She had a bad dream. Someone tried to take her guild from her. I guess. My mom asked her "was that upsetting because you have to work so hard for the guild and build it up?" then my sister looks at her and says snidely "no, I didn't have to work for it. It was like already level 60, but the guy was following me around the WORLD!"

...The world being the different lands she plays on for World Of Warcraft.

This is when you know...
your sister is a gamer
has a problem
lives a worry free life (being that her biggest worry is her GUILD)

fml.
-C
anything you say now,

I believe you.


-The Flaming Lips

Tuesday, October 27, 2009


Something is trying to get me to open my eyes into what is going on. Two boys, from two years in two days. GO. AWAY. No more please. If you shove another boy in my path tomorrow I'm just going to smack them and LET THAT BE A SIGN TO YOU, WHOEVER YOU ARE! NO MORE.

alright.

Other than that... I got a Disneyland pass from my mother today. I wanted to bop every annoying kid on the head as I walked down the Main street to take the picture for the pass. I also picked up cd that I pre-ordered from the local record store, drank a lot of coffee and did some journaling. Then I got my eyebrows did so that I can feel like a girl, again.

Now I'm hanging out with a friend and then another friend and then another other friend. Distractions galore.

Optimism and happy thoughts.
Laughter and smiles.
Avoiding the dark colored clothing for awhile.

I need to not be so pessimistic so soon.

OUTZ!
-C

Monday, October 26, 2009

Dear Swings,

You have been helping me clear my head almost every night for just about a month now.
I thank you for that.

With Lots of Love,
Christina

Saturday, October 24, 2009

I don't know you
But I want you
All the more for that
current worry: I don't want to be a pest.

Thursday, October 22, 2009

I have been finding ways to get myself to relax and enjoy where I am at in my life, and let me tell you- no easy feat! When I have nothing to do, I usually end up feeling bogged down with confusion and sadness. Partly because I'm oblivious to so much and I know that, but I can't help that, and partly because sometimes I just feel like a loser.

SO, let me tell you about what happened yesterday.

Ok. Yesterday I laid in bed all day. Well, until 2pm. During this time I listened to music on repeat and stared at the ceiling and exchanged very minimal words with the little sister who was in my room playing video games. I just laid. For hours.

Finally, I arose and took a shower. I then sat for an hour "drying", got dressed and went off to babysit.

Babysitting was alright. I helped pick up a dog from a shelter, helped make critical decisions on how to take care of the dog, and then went home. It was a good couple of hours of working. Fun, good, but a little stressful. I'm worried for the dog. ....a little more than slightly.
* * * * * * * * *
* Instruction *
Can you rewrite the blog text from "Other than that..." up to and including "clothing for awhile.", with "coffee" changed to "tea"?

* Data entries *
* * * * * * * * *
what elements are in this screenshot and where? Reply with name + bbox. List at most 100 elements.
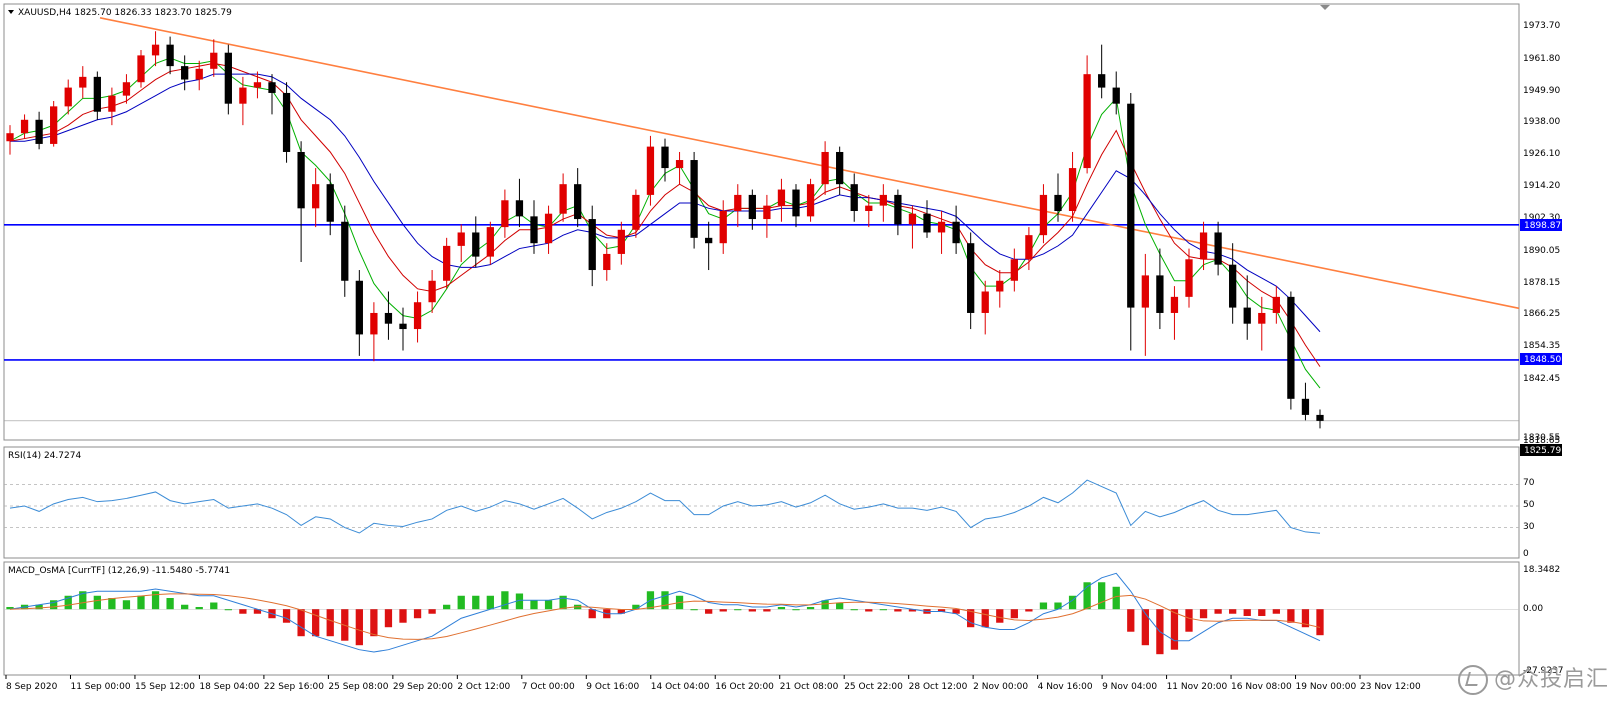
candle-body	[1039, 194, 1048, 236]
osma-bar	[181, 604, 189, 610]
candle-body	[6, 133, 14, 142]
osma-bar	[996, 609, 1004, 623]
candle-body	[923, 213, 931, 233]
x-tick-label: 8 Sep 2020	[6, 682, 58, 692]
osma-bar	[690, 609, 698, 611]
candle-body	[515, 200, 524, 217]
osma-bar	[1316, 609, 1324, 636]
candle-body	[1301, 398, 1310, 415]
candle-body	[1098, 74, 1106, 88]
osma-bar	[777, 606, 786, 610]
x-tick-label: 18 Sep 04:00	[199, 682, 259, 692]
candle-body	[166, 44, 174, 67]
candle-body	[908, 213, 917, 225]
osma-bar	[1039, 602, 1048, 610]
candle-body	[777, 189, 786, 206]
osma-bar	[486, 595, 494, 610]
candle-body	[865, 205, 873, 212]
candle-body	[1010, 259, 1018, 281]
osma-bar	[1141, 609, 1149, 646]
osma-bar	[472, 595, 480, 610]
candle-body	[544, 213, 553, 244]
candle-body	[1054, 194, 1062, 212]
osma-bar	[792, 609, 800, 611]
candle-body	[574, 184, 582, 220]
x-tick-label: 7 Oct 00:00	[522, 682, 575, 692]
osma-bar	[821, 600, 829, 610]
osma-bar	[1185, 609, 1193, 632]
osma-bar	[93, 595, 101, 610]
candle-body	[326, 184, 334, 222]
candle-body	[428, 280, 436, 303]
rsi-tick: 30	[1523, 522, 1535, 532]
candle-body	[894, 194, 902, 225]
osma-bar	[399, 609, 407, 623]
candle-body	[472, 232, 480, 257]
osma-bar	[501, 591, 509, 610]
candle-body	[617, 229, 625, 254]
osma-bar	[326, 609, 334, 637]
osma-bar	[588, 609, 596, 619]
x-tick-label: 14 Oct 04:00	[651, 682, 710, 692]
osma-bar	[137, 595, 145, 610]
x-tick-label: 11 Sep 00:00	[70, 682, 130, 692]
osma-bar	[312, 609, 320, 637]
candle-body	[661, 146, 669, 169]
osma-bar	[1287, 609, 1295, 623]
x-tick-label: 28 Oct 12:00	[909, 682, 968, 692]
candle-body	[792, 189, 800, 217]
x-tick-label: 16 Nov 08:00	[1231, 682, 1292, 692]
upper-level-label: 1898.87	[1524, 221, 1561, 231]
candle-body	[1272, 296, 1280, 313]
osma-bar	[806, 606, 815, 610]
candle-body	[646, 146, 655, 195]
osma-bar	[1199, 609, 1208, 619]
candle-body	[501, 200, 509, 228]
x-tick-label: 2 Nov 00:00	[973, 682, 1028, 692]
candle-body	[705, 237, 713, 244]
osma-bar	[108, 598, 116, 610]
osma-bar	[370, 609, 378, 637]
candle-body	[137, 55, 145, 83]
candle-body	[1185, 259, 1193, 297]
osma-bar	[1170, 609, 1179, 650]
x-tick-label: 21 Oct 08:00	[780, 682, 839, 692]
osma-bar	[1258, 609, 1266, 616]
candle-body	[181, 66, 189, 80]
candle-body	[806, 184, 815, 217]
rsi-tick: 50	[1523, 500, 1535, 510]
candle-body	[879, 194, 887, 206]
x-tick-label: 2 Oct 12:00	[457, 682, 510, 692]
osma-bar	[763, 609, 771, 612]
macd-tick: 0.00	[1523, 604, 1543, 614]
osma-bar	[195, 606, 203, 610]
candle-body	[588, 219, 596, 271]
y-tick: 1914.20	[1523, 181, 1560, 191]
osma-bar	[122, 600, 131, 610]
candle-body	[603, 253, 611, 271]
osma-bar	[210, 602, 218, 610]
candle-body	[355, 280, 363, 335]
candle-body	[282, 92, 291, 152]
rsi-tick: 0	[1523, 549, 1529, 559]
candle-body	[1258, 312, 1266, 324]
y-tick: 1926.10	[1523, 149, 1560, 159]
osma-bar	[1025, 609, 1033, 612]
y-tick: 1890.05	[1523, 246, 1560, 256]
osma-bar	[428, 609, 436, 614]
x-tick-label: 11 Nov 20:00	[1167, 682, 1228, 692]
candle-body	[210, 52, 218, 69]
x-tick-label: 29 Sep 20:00	[393, 682, 453, 692]
x-tick-label: 4 Nov 16:00	[1038, 682, 1093, 692]
candle-body	[952, 221, 960, 244]
candle-body	[399, 323, 407, 330]
main-panel-header: XAUUSD,H4 1825.70 1826.33 1823.70 1825.7…	[18, 8, 232, 18]
candle-body	[821, 151, 829, 185]
candle-body	[312, 184, 320, 209]
candle-body	[937, 221, 946, 233]
osma-bar	[1229, 609, 1237, 614]
y-tick: 1949.90	[1523, 86, 1560, 96]
osma-bar	[879, 609, 887, 611]
x-tick-label: 22 Sep 16:00	[264, 682, 324, 692]
candle-body	[981, 291, 989, 313]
* * * * * * * * *
* Output of the exercise *
Other than that... I got a Disneyland pass from my mother today. I wanted to bop every annoying kid on the head as I walked down the Main street to take the picture for the pass. I also picked up cd that I pre-ordered from the local record store, drank a lot of tea and did some journaling. Then I got my eyebrows did so that I can feel like a girl, again.

Now I'm hanging out with a friend and then another friend and then another other friend. Distractions galore.

Optimism and happy thoughts.
Laughter and smiles.
Avoiding the dark colored clothing for awhile.